### Provided entries
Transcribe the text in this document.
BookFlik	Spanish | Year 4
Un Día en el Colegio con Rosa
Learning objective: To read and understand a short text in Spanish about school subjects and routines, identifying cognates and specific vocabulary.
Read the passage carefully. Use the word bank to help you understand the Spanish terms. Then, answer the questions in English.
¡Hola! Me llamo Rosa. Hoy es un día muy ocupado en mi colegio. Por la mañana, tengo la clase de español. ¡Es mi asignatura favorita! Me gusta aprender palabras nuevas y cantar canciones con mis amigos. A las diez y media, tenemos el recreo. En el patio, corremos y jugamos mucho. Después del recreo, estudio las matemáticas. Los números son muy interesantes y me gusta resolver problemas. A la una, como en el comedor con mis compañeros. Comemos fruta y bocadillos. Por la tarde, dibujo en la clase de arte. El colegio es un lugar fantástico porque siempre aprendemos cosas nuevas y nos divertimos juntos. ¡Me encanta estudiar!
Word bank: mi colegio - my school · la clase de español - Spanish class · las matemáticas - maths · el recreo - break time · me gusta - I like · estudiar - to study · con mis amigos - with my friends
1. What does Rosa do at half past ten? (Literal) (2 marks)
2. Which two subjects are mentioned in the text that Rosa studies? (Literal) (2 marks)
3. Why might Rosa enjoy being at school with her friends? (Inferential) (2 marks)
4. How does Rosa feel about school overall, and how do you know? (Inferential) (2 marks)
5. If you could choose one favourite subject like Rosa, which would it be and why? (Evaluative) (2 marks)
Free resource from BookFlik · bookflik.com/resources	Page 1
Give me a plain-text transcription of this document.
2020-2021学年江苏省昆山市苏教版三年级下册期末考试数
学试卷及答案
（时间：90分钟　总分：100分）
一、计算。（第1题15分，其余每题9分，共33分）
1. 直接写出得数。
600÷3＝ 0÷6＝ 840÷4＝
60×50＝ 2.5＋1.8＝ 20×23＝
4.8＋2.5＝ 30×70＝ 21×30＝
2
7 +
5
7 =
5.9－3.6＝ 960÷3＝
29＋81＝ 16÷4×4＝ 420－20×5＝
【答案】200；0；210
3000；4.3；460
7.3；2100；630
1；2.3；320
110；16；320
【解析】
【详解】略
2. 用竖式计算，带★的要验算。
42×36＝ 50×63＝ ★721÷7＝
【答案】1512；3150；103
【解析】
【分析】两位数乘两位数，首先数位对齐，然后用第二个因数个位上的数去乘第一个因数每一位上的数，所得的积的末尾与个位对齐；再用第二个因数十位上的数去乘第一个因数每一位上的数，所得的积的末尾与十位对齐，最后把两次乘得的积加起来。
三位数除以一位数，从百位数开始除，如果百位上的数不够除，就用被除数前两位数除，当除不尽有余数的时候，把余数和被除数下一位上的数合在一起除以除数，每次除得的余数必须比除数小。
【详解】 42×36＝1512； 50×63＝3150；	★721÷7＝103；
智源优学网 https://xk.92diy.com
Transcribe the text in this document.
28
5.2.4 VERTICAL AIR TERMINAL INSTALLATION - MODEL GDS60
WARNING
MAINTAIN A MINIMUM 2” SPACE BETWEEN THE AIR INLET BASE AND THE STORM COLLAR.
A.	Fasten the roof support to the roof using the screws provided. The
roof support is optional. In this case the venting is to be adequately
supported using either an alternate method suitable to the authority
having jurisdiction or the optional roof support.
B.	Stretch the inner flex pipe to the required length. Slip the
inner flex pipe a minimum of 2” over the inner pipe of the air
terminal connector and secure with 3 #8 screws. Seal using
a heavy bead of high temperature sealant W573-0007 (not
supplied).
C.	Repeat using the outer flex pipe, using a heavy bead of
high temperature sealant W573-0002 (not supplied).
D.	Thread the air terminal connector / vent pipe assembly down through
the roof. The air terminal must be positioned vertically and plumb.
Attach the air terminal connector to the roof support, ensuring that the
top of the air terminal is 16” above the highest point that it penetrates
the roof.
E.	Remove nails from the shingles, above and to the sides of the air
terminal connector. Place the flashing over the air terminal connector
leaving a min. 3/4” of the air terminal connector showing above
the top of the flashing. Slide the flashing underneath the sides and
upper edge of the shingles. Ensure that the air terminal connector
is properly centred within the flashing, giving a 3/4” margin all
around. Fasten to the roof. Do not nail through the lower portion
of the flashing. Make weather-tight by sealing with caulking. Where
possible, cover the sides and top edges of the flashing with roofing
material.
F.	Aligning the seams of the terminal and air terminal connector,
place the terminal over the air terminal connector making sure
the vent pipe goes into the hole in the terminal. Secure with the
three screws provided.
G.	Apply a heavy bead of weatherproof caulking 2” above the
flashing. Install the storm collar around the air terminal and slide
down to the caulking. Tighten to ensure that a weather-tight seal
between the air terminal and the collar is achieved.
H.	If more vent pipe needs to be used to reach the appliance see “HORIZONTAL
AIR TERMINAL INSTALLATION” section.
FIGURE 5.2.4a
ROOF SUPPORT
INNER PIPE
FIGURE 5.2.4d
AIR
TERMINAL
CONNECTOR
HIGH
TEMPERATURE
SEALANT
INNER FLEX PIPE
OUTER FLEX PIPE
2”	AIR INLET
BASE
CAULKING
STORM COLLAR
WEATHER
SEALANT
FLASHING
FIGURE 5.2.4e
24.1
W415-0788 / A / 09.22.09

### Exercise requirements
Repeat every record exactly as written, please.

### Task output
Transcribe the text in this document.
BookFlik	Spanish | Year 4
Un Día en el Colegio con Rosa
Learning objective: To read and understand a short text in Spanish about school subjects and routines, identifying cognates and specific vocabulary.
Read the passage carefully. Use the word bank to help you understand the Spanish terms. Then, answer the questions in English.
¡Hola! Me llamo Rosa. Hoy es un día muy ocupado en mi colegio. Por la mañana, tengo la clase de español. ¡Es mi asignatura favorita! Me gusta aprender palabras nuevas y cantar canciones con mis amigos. A las diez y media, tenemos el recreo. En el patio, corremos y jugamos mucho. Después del recreo, estudio las matemáticas. Los números son muy interesantes y me gusta resolver problemas. A la una, como en el comedor con mis compañeros. Comemos fruta y bocadillos. Por la tarde, dibujo en la clase de arte. El colegio es un lugar fantástico porque siempre aprendemos cosas nuevas y nos divertimos juntos. ¡Me encanta estudiar!
Word bank: mi colegio - my school · la clase de español - Spanish class · las matemáticas - maths · el recreo - break time · me gusta - I like · estudiar - to study · con mis amigos - with my friends
1. What does Rosa do at half past ten? (Literal) (2 marks)
2. Which two subjects are mentioned in the text that Rosa studies? (Literal) (2 marks)
3. Why might Rosa enjoy being at school with her friends? (Inferential) (2 marks)
4. How does Rosa feel about school overall, and how do you know? (Inferential) (2 marks)
5. If you could choose one favourite subject like Rosa, which would it be and why? (Evaluative) (2 marks)
Free resource from BookFlik · bookflik.com/resources	Page 1
Give me a plain-text transcription of this document.
2020-2021学年江苏省昆山市苏教版三年级下册期末考试数
学试卷及答案
（时间：90分钟　总分：100分）
一、计算。（第1题15分，其余每题9分，共33分）
1. 直接写出得数。
600÷3＝ 0÷6＝ 840÷4＝
60×50＝ 2.5＋1.8＝ 20×23＝
4.8＋2.5＝ 30×70＝ 21×30＝
2
7 +
5
7 =
5.9－3.6＝ 960÷3＝
29＋81＝ 16÷4×4＝ 420－20×5＝
【答案】200；0；210
3000；4.3；460
7.3；2100；630
1；2.3；320
110；16；320
【解析】
【详解】略
2. 用竖式计算，带★的要验算。
42×36＝ 50×63＝ ★721÷7＝
【答案】1512；3150；103
【解析】
【分析】两位数乘两位数，首先数位对齐，然后用第二个因数个位上的数去乘第一个因数每一位上的数，所得的积的末尾与个位对齐；再用第二个因数十位上的数去乘第一个因数每一位上的数，所得的积的末尾与十位对齐，最后把两次乘得的积加起来。
三位数除以一位数，从百位数开始除，如果百位上的数不够除，就用被除数前两位数除，当除不尽有余数的时候，把余数和被除数下一位上的数合在一起除以除数，每次除得的余数必须比除数小。
【详解】 42×36＝1512； 50×63＝3150；	★721÷7＝103；
智源优学网 https://xk.92diy.com
Transcribe the text in this document.
28
5.2.4 VERTICAL AIR TERMINAL INSTALLATION - MODEL GDS60
WARNING
MAINTAIN A MINIMUM 2” SPACE BETWEEN THE AIR INLET BASE AND THE STORM COLLAR.
A.	Fasten the roof support to the roof using the screws provided. The
roof support is optional. In this case the venting is to be adequately
supported using either an alternate method suitable to the authority
having jurisdiction or the optional roof support.
B.	Stretch the inner flex pipe to the required length. Slip the
inner flex pipe a minimum of 2” over the inner pipe of the air
terminal connector and secure with 3 #8 screws. Seal using
a heavy bead of high temperature sealant W573-0007 (not
supplied).
C.	Repeat using the outer flex pipe, using a heavy bead of
high temperature sealant W573-0002 (not supplied).
D.	Thread the air terminal connector / vent pipe assembly down through
the roof. The air terminal must be positioned vertically and plumb.
Attach the air terminal connector to the roof support, ensuring that the
top of the air terminal is 16” above the highest point that it penetrates
the roof.
E.	Remove nails from the shingles, above and to the sides of the air
terminal connector. Place the flashing over the air terminal connector
leaving a min. 3/4” of the air terminal connector showing above
the top of the flashing. Slide the flashing underneath the sides and
upper edge of the shingles. Ensure that the air terminal connector
is properly centred within the flashing, giving a 3/4” margin all
around. Fasten to the roof. Do not nail through the lower portion
of the flashing. Make weather-tight by sealing with caulking. Where
possible, cover the sides and top edges of the flashing with roofing
material.
F.	Aligning the seams of the terminal and air terminal connector,
place the terminal over the air terminal connector making sure
the vent pipe goes into the hole in the terminal. Secure with the
three screws provided.
G.	Apply a heavy bead of weatherproof caulking 2” above the
flashing. Install the storm collar around the air terminal and slide
down to the caulking. Tighten to ensure that a weather-tight seal
between the air terminal and the collar is achieved.
H.	If more vent pipe needs to be used to reach the appliance see “HORIZONTAL
AIR TERMINAL INSTALLATION” section.
FIGURE 5.2.4a
ROOF SUPPORT
INNER PIPE
FIGURE 5.2.4d
AIR
TERMINAL
CONNECTOR
HIGH
TEMPERATURE
SEALANT
INNER FLEX PIPE
OUTER FLEX PIPE
2”	AIR INLET
BASE
CAULKING
STORM COLLAR
WEATHER
SEALANT
FLASHING
FIGURE 5.2.4e
24.1
W415-0788 / A / 09.22.09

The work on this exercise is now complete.